AIM: Copy the data word for word, keeping every line.

# # # # #

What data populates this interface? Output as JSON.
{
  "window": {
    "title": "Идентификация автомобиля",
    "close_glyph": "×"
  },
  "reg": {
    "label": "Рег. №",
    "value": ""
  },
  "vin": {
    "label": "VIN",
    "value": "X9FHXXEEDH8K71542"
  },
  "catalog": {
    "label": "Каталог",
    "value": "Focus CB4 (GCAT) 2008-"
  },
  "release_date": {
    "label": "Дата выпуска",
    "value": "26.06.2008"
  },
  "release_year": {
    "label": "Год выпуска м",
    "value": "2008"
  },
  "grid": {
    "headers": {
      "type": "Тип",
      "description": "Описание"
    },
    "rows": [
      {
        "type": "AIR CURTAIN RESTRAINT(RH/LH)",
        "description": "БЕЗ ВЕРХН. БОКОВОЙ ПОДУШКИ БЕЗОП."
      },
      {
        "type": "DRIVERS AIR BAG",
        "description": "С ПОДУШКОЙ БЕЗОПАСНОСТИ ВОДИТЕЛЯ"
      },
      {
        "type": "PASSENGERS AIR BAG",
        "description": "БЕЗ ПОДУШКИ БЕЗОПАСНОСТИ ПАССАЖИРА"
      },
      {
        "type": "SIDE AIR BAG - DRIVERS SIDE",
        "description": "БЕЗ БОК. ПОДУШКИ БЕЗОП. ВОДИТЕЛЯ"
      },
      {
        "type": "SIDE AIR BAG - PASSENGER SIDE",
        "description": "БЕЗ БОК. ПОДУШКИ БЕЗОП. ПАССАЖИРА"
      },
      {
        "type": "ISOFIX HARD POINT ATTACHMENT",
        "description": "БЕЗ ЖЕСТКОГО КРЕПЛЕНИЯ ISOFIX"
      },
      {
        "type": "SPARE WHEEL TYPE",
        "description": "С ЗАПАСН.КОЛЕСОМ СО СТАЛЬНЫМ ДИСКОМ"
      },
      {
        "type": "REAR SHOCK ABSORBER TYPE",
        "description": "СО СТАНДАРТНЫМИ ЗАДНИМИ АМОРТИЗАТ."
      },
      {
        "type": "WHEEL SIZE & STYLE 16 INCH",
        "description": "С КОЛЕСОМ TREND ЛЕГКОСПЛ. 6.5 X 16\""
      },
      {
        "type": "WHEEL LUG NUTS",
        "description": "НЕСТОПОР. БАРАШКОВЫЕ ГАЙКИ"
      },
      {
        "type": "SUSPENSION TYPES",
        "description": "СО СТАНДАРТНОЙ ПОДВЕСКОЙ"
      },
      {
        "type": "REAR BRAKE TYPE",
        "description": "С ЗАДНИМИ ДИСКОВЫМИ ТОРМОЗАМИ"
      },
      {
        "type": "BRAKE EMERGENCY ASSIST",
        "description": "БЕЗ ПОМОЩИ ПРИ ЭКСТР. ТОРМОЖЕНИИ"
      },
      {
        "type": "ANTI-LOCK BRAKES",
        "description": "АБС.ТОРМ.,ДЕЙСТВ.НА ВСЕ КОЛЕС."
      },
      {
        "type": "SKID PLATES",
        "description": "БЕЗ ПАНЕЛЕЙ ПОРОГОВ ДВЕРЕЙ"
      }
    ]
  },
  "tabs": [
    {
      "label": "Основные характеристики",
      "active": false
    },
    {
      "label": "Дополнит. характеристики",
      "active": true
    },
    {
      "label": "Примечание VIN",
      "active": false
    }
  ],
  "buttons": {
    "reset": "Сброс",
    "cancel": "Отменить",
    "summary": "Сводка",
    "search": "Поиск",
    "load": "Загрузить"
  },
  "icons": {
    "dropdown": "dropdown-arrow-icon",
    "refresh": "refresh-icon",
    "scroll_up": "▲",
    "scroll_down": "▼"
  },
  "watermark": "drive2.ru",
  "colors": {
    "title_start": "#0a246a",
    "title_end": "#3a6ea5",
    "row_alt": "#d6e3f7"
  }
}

# # # # #

EXPECTED OUTPUT:
What data populates this interface? Output as JSON.
{
  "window": {
    "title": "Идентификация автомобиля",
    "close_glyph": "×"
  },
  "reg": {
    "label": "Рег. №",
    "value": ""
  },
  "vin": {
    "label": "VIN",
    "value": "X9FHXXEEDH8K71542"
  },
  "catalog": {
    "label": "Каталог",
    "value": "Focus CB4 (GCAT) 2008-"
  },
  "release_date": {
    "label": "Дата выпуска",
    "value": "26.06.2008"
  },
  "release_year": {
    "label": "Год выпуска м",
    "value": "2008"
  },
  "grid": {
    "headers": {
      "type": "Тип",
      "description": "Описание"
    },
    "rows": [
      {
        "type": "AIR CURTAIN RESTRAINT(RH/LH)",
        "description": "БЕЗ ВЕРХН. БОКОВОЙ ПОДУШКИ БЕЗОП."
      },
      {
        "type": "DRIVERS AIR BAG",
        "description": "С ПОДУШКОЙ БЕЗОПАСНОСТИ ВОДИТЕЛЯ"
      },
      {
        "type": "PASSENGERS AIR BAG",
        "description": "БЕЗ ПОДУШКИ БЕЗОПАСНОСТИ ПАССАЖИРА"
      },
      {
        "type": "SIDE AIR BAG - DRIVERS SIDE",
        "description": "БЕЗ БОК. ПОДУШКИ БЕЗОП. ВОДИТЕЛЯ"
      },
      {
        "type": "SIDE AIR BAG - PASSENGER SIDE",
        "description": "БЕЗ БОК. ПОДУШКИ БЕЗОП. ПАССАЖИРА"
      },
      {
        "type": "ISOFIX HARD POINT ATTACHMENT",
        "description": "БЕЗ ЖЕСТКОГО КРЕПЛЕНИЯ ISOFIX"
      },
      {
        "type": "SPARE WHEEL TYPE",
        "description": "С ЗАПАСН.КОЛЕСОМ СО СТАЛЬНЫМ ДИСКОМ"
      },
      {
        "type": "REAR SHOCK ABSORBER TYPE",
        "description": "СО СТАНДАРТНЫМИ ЗАДНИМИ АМОРТИЗАТ."
      },
      {
        "type": "WHEEL SIZE & STYLE 16 INCH",
        "description": "С КОЛЕСОМ TREND ЛЕГКОСПЛ. 6.5 X 16\""
      },
      {
        "type": "WHEEL LUG NUTS",
        "description": "НЕСТОПОР. БАРАШКОВЫЕ ГАЙКИ"
      },
      {
        "type": "SUSPENSION TYPES",
        "description": "СО СТАНДАРТНОЙ ПОДВЕСКОЙ"
      },
      {
        "type": "REAR BRAKE TYPE",
        "description": "С ЗАДНИМИ ДИСКОВЫМИ ТОРМОЗАМИ"
      },
      {
        "type": "BRAKE EMERGENCY ASSIST",
        "description": "БЕЗ ПОМОЩИ ПРИ ЭКСТР. ТОРМОЖЕНИИ"
      },
      {
        "type": "ANTI-LOCK BRAKES",
        "description": "АБС.ТОРМ.,ДЕЙСТВ.НА ВСЕ КОЛЕС."
      },
      {
        "type": "SKID PLATES",
        "description": "БЕЗ ПАНЕЛЕЙ ПОРОГОВ ДВЕРЕЙ"
      }
    ]
  },
  "tabs": [
    {
      "label": "Основные характеристики",
      "active": false
    },
    {
      "label": "Дополнит. характеристики",
      "active": true
    },
    {
      "label": "Примечание VIN",
      "active": false
    }
  ],
  "buttons": {
    "reset": "Сброс",
    "cancel": "Отменить",
    "summary": "Сводка",
    "search": "Поиск",
    "load": "Загрузить"
  },
  "icons": {
    "dropdown": "dropdown-arrow-icon",
    "refresh": "refresh-icon",
    "scroll_up": "▲",
    "scroll_down": "▼"
  },
  "watermark": "drive2.ru",
  "colors": {
    "title_start": "#0a246a",
    "title_end": "#3a6ea5",
    "row_alt": "#d6e3f7"
  }
}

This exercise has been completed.